• **Exercise prompt**
Copy all the entries word for word, but omit the pictures.

• **Supplied material**
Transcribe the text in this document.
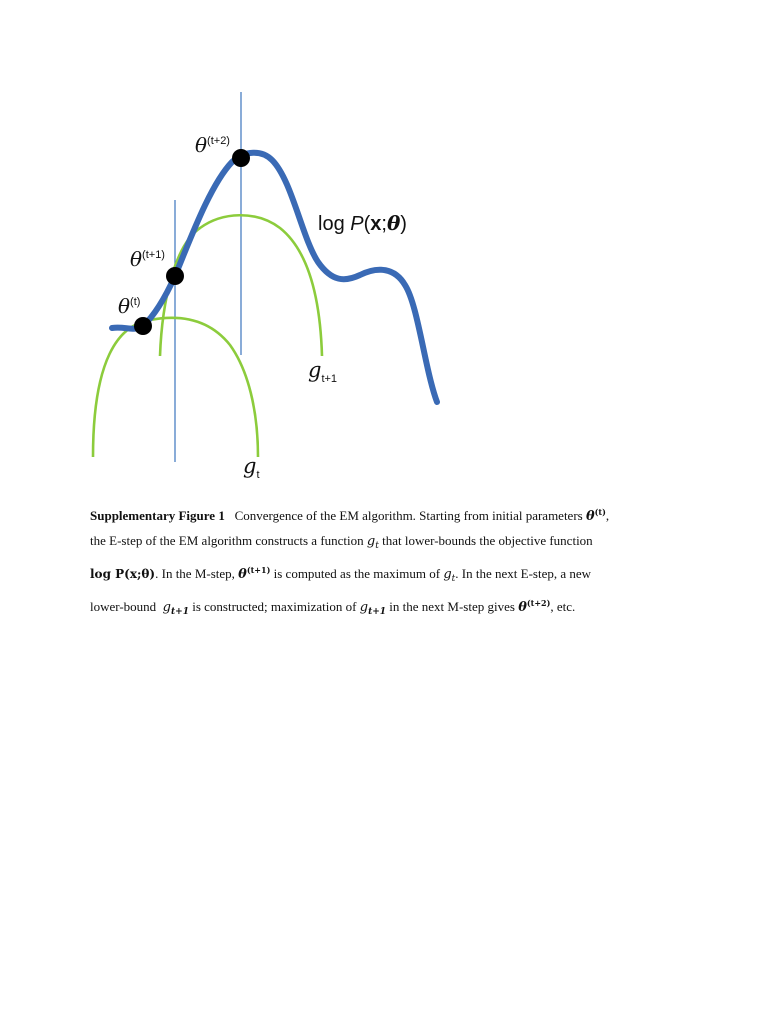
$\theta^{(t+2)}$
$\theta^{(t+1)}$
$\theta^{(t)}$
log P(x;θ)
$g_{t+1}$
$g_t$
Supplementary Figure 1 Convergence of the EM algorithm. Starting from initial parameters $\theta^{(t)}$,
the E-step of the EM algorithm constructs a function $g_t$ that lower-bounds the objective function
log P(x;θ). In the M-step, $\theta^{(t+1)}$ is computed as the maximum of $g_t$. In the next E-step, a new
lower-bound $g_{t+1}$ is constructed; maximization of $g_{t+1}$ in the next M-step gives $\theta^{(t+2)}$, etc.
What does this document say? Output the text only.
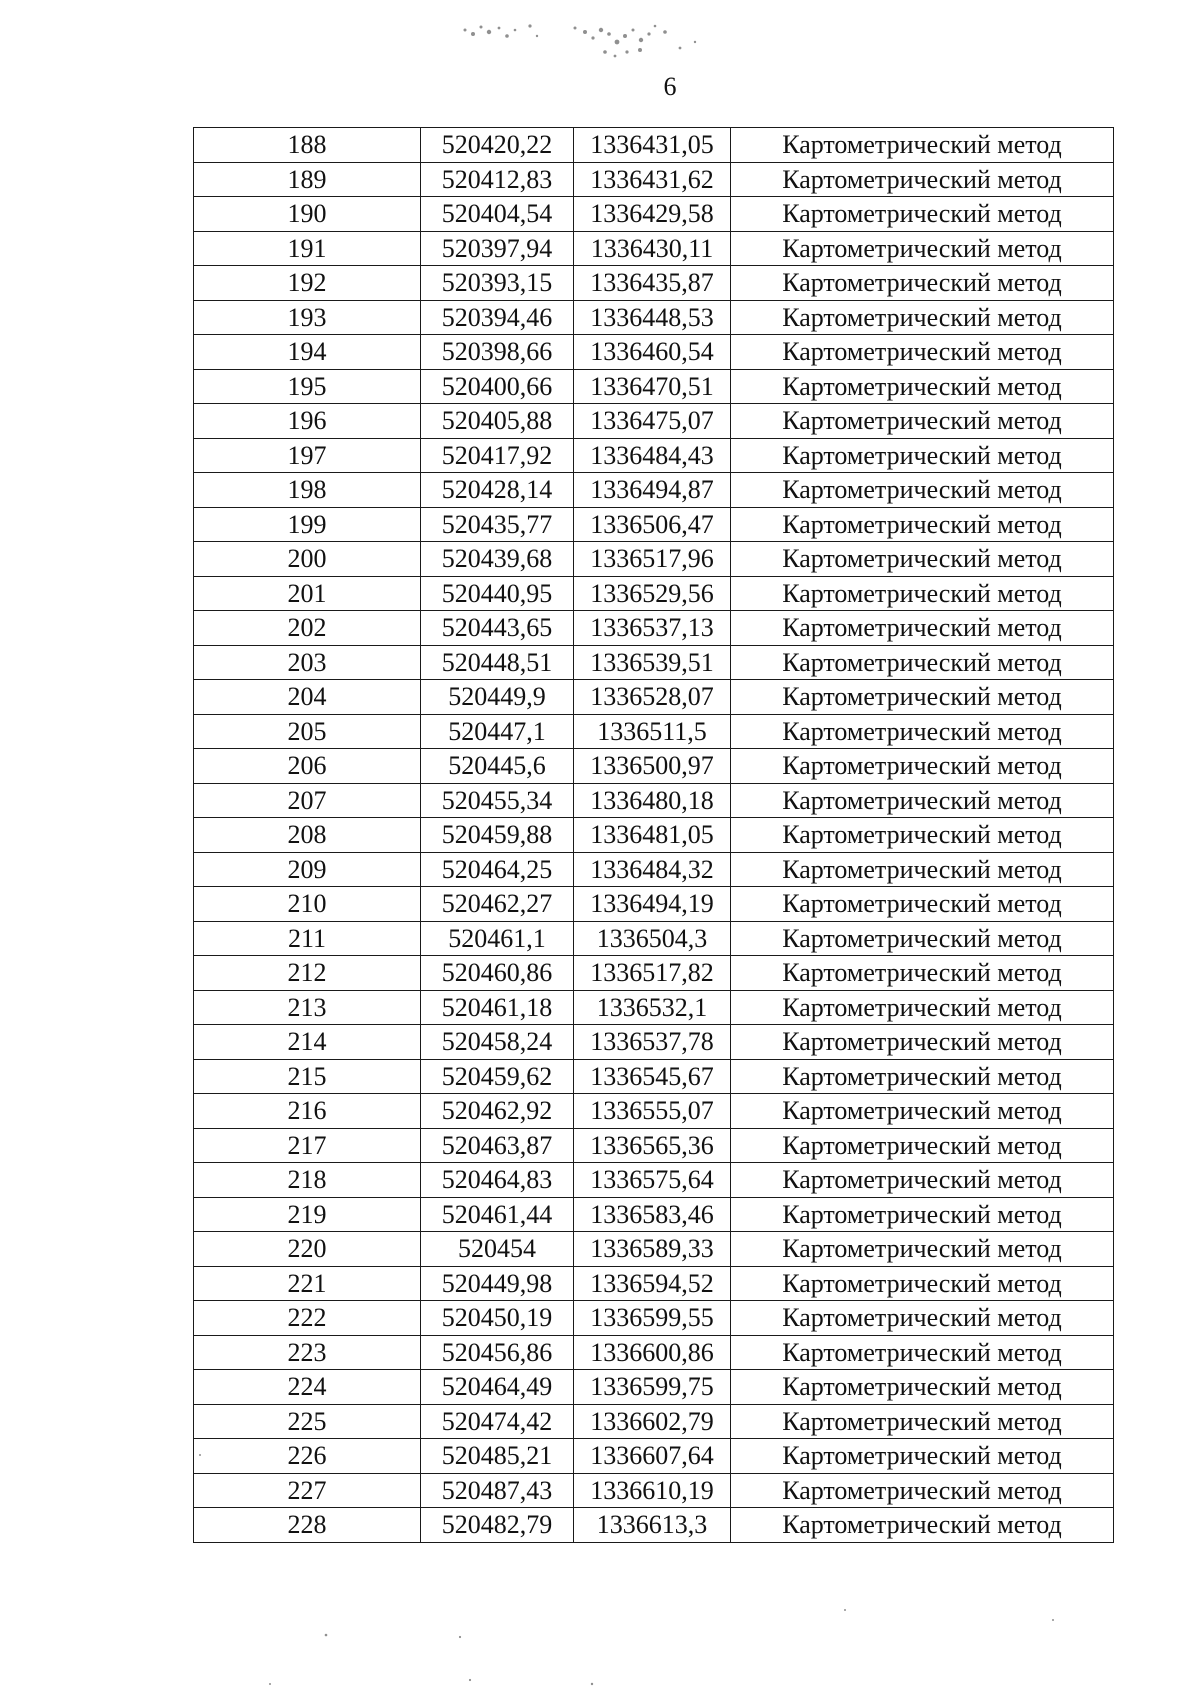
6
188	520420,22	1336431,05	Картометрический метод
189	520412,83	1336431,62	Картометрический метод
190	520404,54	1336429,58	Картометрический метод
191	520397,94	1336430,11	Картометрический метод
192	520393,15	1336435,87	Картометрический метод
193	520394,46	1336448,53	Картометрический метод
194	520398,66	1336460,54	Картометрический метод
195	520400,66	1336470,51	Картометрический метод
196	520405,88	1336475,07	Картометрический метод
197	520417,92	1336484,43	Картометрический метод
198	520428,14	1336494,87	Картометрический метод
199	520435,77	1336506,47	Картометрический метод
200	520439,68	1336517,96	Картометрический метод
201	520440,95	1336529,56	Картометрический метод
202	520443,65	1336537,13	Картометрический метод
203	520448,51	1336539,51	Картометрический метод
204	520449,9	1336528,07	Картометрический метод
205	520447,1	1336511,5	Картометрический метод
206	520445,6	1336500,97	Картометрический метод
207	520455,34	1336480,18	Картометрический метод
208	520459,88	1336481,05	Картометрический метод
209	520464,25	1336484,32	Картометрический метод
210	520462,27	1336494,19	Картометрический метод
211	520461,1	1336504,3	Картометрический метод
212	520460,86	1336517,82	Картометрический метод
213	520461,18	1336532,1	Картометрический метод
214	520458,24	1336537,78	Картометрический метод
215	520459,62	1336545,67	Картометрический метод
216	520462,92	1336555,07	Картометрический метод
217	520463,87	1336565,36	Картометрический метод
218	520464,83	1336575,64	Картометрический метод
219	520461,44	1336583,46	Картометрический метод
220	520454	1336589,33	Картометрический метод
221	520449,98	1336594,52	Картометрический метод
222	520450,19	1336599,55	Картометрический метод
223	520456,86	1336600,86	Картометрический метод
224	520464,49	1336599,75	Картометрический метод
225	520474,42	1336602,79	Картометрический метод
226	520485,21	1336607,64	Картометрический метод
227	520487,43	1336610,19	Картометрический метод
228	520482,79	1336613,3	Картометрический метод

• **Solution for this exercise**
Transcribe the text in this document.
$\theta^{(t+2)}$
$\theta^{(t+1)}$
$\theta^{(t)}$
log P(x;θ)
$g_{t+1}$
$g_t$
Supplementary Figure 1 Convergence of the EM algorithm. Starting from initial parameters $\theta^{(t)}$,
the E-step of the EM algorithm constructs a function $g_t$ that lower-bounds the objective function
log P(x;θ). In the M-step, $\theta^{(t+1)}$ is computed as the maximum of $g_t$. In the next E-step, a new
lower-bound $g_{t+1}$ is constructed; maximization of $g_{t+1}$ in the next M-step gives $\theta^{(t+2)}$, etc.
What does this document say? Output the text only.
6
188	520420,22	1336431,05	Картометрический метод
189	520412,83	1336431,62	Картометрический метод
190	520404,54	1336429,58	Картометрический метод
191	520397,94	1336430,11	Картометрический метод
192	520393,15	1336435,87	Картометрический метод
193	520394,46	1336448,53	Картометрический метод
194	520398,66	1336460,54	Картометрический метод
195	520400,66	1336470,51	Картометрический метод
196	520405,88	1336475,07	Картометрический метод
197	520417,92	1336484,43	Картометрический метод
198	520428,14	1336494,87	Картометрический метод
199	520435,77	1336506,47	Картометрический метод
200	520439,68	1336517,96	Картометрический метод
201	520440,95	1336529,56	Картометрический метод
202	520443,65	1336537,13	Картометрический метод
203	520448,51	1336539,51	Картометрический метод
204	520449,9	1336528,07	Картометрический метод
205	520447,1	1336511,5	Картометрический метод
206	520445,6	1336500,97	Картометрический метод
207	520455,34	1336480,18	Картометрический метод
208	520459,88	1336481,05	Картометрический метод
209	520464,25	1336484,32	Картометрический метод
210	520462,27	1336494,19	Картометрический метод
211	520461,1	1336504,3	Картометрический метод
212	520460,86	1336517,82	Картометрический метод
213	520461,18	1336532,1	Картометрический метод
214	520458,24	1336537,78	Картометрический метод
215	520459,62	1336545,67	Картометрический метод
216	520462,92	1336555,07	Картометрический метод
217	520463,87	1336565,36	Картометрический метод
218	520464,83	1336575,64	Картометрический метод
219	520461,44	1336583,46	Картометрический метод
220	520454	1336589,33	Картометрический метод
221	520449,98	1336594,52	Картометрический метод
222	520450,19	1336599,55	Картометрический метод
223	520456,86	1336600,86	Картометрический метод
224	520464,49	1336599,75	Картометрический метод
225	520474,42	1336602,79	Картометрический метод
226	520485,21	1336607,64	Картометрический метод
227	520487,43	1336610,19	Картометрический метод
228	520482,79	1336613,3	Картометрический метод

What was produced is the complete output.